● TASK DATA

◇ ◇ ◇ ◇ ◇

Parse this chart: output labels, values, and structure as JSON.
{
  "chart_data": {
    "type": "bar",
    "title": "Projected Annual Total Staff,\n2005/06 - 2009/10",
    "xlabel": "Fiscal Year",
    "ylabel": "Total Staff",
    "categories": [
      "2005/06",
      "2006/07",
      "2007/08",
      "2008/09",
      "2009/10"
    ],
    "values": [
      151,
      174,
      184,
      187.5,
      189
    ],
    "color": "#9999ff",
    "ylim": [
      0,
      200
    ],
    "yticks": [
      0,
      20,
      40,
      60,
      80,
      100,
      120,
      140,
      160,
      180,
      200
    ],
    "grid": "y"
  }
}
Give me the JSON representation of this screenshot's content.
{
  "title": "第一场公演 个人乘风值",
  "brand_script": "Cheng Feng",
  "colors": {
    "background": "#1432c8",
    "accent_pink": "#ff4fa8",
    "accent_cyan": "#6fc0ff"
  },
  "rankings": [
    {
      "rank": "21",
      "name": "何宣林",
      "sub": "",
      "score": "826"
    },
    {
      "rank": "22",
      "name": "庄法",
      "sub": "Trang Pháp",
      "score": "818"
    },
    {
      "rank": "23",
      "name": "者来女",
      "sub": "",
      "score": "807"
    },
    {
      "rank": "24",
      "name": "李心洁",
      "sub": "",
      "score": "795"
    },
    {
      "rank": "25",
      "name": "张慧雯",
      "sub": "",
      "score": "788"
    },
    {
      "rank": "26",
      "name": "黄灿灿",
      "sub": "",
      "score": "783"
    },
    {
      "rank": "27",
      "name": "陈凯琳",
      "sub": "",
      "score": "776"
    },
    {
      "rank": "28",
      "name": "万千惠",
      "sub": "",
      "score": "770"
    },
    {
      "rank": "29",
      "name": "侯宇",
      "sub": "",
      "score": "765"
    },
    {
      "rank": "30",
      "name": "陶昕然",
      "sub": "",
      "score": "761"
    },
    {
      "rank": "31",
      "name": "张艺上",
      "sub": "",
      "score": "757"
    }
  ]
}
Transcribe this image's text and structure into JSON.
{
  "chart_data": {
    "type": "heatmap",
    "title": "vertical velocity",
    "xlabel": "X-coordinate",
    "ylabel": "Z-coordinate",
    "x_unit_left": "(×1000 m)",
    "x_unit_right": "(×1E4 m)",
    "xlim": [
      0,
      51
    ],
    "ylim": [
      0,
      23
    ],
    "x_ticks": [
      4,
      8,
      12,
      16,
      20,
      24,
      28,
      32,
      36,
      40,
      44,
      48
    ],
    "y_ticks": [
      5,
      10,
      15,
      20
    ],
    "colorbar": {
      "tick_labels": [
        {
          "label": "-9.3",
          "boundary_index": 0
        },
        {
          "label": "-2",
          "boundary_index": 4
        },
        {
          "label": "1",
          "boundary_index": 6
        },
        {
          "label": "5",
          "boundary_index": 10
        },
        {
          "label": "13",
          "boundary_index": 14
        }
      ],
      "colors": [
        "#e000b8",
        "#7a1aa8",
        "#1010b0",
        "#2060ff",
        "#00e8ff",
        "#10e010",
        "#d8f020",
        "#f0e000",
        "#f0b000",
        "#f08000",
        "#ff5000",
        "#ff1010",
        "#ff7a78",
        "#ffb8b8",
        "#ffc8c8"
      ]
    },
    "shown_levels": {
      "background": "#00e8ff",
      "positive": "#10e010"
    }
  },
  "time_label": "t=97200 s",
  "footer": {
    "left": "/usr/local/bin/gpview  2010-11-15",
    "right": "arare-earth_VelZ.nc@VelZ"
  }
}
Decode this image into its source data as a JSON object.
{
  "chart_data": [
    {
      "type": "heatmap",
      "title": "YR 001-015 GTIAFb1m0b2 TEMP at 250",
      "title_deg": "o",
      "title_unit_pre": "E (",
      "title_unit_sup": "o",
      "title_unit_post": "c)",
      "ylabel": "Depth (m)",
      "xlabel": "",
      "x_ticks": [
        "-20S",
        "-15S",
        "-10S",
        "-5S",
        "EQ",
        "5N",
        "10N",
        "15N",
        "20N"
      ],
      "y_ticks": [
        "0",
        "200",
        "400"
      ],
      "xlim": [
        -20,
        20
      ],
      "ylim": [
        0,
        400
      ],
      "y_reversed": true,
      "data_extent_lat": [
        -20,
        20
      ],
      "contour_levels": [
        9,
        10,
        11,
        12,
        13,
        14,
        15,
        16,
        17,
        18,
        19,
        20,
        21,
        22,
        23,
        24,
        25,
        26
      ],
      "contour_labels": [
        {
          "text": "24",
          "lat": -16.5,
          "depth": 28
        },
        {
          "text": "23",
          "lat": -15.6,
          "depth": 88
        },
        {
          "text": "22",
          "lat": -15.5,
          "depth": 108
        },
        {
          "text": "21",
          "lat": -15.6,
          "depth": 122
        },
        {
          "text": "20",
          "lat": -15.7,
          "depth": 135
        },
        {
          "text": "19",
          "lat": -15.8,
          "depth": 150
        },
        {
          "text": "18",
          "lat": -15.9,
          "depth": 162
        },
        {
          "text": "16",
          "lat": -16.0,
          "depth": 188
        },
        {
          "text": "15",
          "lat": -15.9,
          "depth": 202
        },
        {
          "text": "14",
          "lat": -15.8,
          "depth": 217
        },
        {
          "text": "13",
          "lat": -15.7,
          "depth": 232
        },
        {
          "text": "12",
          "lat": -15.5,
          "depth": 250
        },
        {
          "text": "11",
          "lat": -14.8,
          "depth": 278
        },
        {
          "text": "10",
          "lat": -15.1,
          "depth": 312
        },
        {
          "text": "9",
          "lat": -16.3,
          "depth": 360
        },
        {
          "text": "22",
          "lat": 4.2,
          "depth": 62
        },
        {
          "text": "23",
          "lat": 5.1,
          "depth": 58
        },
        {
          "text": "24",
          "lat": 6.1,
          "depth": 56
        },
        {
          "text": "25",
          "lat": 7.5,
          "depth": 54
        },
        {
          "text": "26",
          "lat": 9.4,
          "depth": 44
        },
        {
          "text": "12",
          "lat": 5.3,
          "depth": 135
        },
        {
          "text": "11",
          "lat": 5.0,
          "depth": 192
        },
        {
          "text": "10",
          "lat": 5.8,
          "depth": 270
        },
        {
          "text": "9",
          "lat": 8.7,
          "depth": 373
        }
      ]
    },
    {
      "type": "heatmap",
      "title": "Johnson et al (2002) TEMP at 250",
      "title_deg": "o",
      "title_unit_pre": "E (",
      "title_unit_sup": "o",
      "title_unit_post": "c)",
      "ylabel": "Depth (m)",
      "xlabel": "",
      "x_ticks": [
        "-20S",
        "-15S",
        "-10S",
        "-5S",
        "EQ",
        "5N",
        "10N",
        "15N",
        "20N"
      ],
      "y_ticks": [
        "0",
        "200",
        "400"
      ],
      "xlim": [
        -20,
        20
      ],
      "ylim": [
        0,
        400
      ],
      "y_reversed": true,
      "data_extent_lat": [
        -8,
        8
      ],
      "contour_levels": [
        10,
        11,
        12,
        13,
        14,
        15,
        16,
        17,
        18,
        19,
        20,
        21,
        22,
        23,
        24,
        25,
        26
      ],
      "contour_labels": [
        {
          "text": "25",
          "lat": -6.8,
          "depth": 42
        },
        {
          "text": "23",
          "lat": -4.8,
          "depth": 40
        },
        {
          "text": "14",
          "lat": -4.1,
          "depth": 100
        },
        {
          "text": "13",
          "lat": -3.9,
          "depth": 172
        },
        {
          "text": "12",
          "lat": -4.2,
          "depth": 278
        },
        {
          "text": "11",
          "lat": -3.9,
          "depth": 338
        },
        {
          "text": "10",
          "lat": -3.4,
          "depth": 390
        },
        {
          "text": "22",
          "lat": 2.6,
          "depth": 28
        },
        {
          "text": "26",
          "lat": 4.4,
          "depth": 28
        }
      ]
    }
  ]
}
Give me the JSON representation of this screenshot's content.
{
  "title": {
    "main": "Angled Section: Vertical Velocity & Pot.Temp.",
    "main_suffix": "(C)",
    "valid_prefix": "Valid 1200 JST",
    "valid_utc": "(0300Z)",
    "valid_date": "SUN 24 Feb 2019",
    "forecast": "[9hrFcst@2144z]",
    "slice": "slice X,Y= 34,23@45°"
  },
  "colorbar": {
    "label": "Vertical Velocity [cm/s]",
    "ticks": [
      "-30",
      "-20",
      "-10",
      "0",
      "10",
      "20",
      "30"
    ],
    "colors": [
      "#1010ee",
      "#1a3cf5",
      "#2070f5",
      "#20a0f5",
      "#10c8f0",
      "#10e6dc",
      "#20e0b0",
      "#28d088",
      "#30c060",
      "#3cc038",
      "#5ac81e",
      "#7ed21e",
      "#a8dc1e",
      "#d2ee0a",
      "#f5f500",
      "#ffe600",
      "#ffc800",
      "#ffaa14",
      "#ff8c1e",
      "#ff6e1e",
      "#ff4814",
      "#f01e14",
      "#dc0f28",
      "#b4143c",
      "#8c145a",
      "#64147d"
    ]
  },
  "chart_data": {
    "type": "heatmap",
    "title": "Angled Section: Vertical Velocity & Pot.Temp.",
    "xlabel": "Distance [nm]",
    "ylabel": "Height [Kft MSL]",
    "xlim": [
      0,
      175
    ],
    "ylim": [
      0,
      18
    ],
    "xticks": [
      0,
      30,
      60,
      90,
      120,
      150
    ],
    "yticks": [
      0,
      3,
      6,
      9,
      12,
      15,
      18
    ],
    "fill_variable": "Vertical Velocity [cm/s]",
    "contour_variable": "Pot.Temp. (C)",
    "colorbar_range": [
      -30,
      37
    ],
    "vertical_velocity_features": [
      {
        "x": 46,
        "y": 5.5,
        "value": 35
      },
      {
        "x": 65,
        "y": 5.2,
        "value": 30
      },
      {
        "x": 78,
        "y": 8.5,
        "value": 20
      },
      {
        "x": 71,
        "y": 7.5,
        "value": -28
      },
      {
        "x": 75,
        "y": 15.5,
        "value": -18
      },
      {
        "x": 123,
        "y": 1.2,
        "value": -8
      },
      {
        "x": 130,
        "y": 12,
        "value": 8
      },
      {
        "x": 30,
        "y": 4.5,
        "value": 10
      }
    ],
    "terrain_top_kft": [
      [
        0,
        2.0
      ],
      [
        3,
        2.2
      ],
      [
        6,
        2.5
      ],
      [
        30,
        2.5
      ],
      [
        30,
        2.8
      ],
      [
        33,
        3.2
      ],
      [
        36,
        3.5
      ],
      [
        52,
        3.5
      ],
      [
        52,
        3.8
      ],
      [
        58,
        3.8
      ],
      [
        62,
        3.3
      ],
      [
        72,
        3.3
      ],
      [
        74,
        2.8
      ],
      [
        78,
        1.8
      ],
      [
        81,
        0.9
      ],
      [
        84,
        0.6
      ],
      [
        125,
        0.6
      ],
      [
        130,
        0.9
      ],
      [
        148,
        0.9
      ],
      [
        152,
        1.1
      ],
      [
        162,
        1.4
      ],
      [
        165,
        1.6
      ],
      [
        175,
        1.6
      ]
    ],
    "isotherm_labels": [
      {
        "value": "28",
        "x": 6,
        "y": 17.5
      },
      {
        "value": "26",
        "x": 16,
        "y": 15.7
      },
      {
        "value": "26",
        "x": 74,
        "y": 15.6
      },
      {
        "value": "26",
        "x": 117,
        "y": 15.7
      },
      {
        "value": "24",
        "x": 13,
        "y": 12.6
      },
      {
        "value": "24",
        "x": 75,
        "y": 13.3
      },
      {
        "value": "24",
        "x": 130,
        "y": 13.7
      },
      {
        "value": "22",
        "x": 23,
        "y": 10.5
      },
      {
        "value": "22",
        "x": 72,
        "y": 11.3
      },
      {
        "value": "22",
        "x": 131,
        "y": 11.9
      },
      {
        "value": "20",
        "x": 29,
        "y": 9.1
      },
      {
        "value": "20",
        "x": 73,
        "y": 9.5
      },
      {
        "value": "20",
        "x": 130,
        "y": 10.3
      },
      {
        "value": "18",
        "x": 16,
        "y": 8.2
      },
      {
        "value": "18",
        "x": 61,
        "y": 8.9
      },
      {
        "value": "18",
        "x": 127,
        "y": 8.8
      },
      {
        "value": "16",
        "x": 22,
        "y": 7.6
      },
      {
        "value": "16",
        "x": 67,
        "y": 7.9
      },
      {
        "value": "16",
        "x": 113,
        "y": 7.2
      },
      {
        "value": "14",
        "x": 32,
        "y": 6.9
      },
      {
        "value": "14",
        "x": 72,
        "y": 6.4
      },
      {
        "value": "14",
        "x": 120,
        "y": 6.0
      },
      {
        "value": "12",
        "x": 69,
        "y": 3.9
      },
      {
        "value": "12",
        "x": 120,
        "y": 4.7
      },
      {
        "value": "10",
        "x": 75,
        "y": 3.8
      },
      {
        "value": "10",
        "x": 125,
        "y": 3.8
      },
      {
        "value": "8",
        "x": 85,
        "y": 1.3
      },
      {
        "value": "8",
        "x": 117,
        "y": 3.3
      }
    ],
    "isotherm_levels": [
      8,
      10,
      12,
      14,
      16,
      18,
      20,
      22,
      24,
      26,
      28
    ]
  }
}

◇ ◇ ◇ ◇ ◇

● AIM
Copy each line above that contains the word "Angled".

● FINISHED ANSWER
    "main": "Angled Section: Vertical Velocity & Pot.Temp.",
    "title": "Angled Section: Vertical Velocity & Pot.Temp.",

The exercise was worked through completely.